Identify all lines in the data containing the string "xlabel". Copy them out.

-- BEGIN --

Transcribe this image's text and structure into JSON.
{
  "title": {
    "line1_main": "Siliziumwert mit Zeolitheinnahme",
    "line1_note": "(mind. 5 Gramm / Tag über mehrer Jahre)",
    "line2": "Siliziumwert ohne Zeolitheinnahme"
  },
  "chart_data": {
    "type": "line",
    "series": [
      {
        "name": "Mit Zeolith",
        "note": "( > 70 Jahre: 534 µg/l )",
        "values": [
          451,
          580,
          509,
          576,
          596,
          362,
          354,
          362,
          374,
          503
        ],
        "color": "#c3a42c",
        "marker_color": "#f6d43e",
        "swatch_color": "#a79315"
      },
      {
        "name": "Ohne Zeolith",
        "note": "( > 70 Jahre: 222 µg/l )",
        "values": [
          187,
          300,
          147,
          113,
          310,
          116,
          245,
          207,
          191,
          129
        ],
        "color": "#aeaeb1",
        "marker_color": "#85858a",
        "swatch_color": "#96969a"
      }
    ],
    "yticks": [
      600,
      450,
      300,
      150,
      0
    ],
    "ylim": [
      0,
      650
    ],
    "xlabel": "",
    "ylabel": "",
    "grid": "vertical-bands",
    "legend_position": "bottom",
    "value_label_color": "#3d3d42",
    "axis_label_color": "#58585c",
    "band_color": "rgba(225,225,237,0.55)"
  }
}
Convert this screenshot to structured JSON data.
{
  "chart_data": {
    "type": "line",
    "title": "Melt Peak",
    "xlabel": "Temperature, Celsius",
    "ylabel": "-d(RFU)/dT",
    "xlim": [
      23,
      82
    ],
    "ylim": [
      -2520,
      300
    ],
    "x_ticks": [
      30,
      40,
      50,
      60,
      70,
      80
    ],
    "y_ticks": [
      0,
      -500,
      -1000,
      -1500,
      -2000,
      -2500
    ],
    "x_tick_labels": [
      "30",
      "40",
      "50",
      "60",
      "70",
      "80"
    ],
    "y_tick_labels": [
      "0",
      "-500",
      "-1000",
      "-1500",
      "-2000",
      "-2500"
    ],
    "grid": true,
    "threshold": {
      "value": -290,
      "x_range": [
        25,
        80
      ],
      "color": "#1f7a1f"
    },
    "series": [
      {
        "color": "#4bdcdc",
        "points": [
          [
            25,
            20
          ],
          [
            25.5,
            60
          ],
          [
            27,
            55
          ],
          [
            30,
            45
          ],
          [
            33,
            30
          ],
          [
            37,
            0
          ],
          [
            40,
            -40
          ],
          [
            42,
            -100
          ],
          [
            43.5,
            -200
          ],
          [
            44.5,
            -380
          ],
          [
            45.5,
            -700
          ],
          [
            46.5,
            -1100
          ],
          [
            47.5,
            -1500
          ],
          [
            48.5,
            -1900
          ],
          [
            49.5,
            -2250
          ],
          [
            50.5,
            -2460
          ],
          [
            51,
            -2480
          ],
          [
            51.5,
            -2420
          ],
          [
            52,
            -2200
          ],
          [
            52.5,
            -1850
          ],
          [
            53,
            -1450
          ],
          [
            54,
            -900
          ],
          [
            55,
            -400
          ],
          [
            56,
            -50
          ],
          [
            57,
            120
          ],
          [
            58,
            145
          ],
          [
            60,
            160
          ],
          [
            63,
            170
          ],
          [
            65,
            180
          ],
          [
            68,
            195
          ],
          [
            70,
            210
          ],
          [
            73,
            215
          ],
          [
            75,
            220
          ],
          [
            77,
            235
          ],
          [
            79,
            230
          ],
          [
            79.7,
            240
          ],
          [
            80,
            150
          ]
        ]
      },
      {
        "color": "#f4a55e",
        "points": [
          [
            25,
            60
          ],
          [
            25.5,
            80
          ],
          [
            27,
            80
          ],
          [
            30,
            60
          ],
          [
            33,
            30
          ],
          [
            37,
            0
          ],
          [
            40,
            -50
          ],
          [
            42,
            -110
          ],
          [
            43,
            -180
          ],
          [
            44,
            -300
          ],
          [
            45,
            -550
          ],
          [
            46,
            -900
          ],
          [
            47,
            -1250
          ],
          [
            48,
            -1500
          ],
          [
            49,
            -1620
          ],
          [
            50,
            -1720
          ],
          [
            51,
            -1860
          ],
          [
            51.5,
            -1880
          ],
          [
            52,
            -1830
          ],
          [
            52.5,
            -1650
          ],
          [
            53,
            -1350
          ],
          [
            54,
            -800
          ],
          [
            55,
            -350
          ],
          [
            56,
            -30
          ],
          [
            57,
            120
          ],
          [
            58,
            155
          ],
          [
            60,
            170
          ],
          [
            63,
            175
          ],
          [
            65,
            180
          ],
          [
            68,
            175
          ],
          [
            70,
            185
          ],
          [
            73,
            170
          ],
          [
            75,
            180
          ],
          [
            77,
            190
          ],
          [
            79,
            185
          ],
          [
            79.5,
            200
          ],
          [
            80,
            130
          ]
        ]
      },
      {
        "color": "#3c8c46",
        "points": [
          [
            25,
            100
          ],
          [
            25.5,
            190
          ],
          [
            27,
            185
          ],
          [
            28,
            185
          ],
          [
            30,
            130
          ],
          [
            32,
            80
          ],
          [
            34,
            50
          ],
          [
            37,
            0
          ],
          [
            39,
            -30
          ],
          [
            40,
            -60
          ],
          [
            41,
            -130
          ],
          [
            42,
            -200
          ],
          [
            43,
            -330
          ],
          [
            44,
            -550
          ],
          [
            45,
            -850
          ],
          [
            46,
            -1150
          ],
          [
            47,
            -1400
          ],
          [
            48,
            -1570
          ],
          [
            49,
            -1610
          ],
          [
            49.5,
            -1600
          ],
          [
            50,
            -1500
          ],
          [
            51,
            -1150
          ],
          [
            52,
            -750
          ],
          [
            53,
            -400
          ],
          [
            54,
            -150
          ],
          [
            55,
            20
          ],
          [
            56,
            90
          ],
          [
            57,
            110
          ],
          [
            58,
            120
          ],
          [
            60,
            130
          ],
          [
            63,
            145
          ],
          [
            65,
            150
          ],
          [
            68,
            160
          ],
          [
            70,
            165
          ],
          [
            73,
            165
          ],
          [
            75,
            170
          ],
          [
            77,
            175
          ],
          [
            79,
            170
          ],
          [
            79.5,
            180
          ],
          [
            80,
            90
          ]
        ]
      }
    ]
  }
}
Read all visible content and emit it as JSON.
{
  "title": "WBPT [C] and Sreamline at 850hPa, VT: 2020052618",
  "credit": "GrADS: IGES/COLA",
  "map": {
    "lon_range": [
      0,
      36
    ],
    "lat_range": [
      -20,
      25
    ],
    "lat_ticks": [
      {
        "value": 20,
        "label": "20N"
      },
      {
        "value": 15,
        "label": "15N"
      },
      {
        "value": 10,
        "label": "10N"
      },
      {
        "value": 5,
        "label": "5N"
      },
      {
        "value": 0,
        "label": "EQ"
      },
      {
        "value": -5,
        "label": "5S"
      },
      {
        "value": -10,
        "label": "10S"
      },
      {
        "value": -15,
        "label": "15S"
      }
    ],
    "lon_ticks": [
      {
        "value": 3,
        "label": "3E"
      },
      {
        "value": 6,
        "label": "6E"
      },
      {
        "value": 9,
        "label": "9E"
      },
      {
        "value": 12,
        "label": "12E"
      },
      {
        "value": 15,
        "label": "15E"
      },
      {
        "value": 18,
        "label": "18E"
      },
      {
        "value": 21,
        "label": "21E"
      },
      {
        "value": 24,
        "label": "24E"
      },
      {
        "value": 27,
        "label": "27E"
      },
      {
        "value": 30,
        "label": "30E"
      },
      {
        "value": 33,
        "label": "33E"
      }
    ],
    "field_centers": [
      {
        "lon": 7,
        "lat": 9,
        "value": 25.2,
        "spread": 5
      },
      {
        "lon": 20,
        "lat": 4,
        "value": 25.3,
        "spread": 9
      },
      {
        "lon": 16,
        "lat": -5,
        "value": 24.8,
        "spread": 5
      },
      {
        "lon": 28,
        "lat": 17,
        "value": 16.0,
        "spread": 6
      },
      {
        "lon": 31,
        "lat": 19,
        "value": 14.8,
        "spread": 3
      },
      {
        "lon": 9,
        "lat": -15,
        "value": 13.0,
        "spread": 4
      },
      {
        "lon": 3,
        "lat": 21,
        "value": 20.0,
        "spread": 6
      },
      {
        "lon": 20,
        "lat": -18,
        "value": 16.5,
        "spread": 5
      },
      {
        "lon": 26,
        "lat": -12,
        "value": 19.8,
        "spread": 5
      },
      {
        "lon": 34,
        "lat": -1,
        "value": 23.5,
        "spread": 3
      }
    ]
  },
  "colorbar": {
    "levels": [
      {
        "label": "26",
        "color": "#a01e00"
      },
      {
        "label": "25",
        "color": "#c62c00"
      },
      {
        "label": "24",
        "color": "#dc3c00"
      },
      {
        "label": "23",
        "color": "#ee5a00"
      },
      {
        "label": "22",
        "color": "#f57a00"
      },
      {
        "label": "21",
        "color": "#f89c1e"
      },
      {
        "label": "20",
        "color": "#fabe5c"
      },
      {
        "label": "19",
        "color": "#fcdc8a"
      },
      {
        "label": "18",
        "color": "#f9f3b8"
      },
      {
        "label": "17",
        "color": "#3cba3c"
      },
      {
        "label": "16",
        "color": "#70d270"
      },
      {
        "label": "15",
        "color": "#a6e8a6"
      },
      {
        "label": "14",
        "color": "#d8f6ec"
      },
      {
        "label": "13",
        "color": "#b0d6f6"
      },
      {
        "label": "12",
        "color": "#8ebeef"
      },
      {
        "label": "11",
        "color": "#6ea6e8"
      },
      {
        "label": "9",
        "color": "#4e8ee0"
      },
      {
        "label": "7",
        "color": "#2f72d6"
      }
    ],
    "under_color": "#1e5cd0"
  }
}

-- END --

(ANSWER TO THIS TASK)
    "xlabel": "",
    "xlabel": "Temperature, Celsius",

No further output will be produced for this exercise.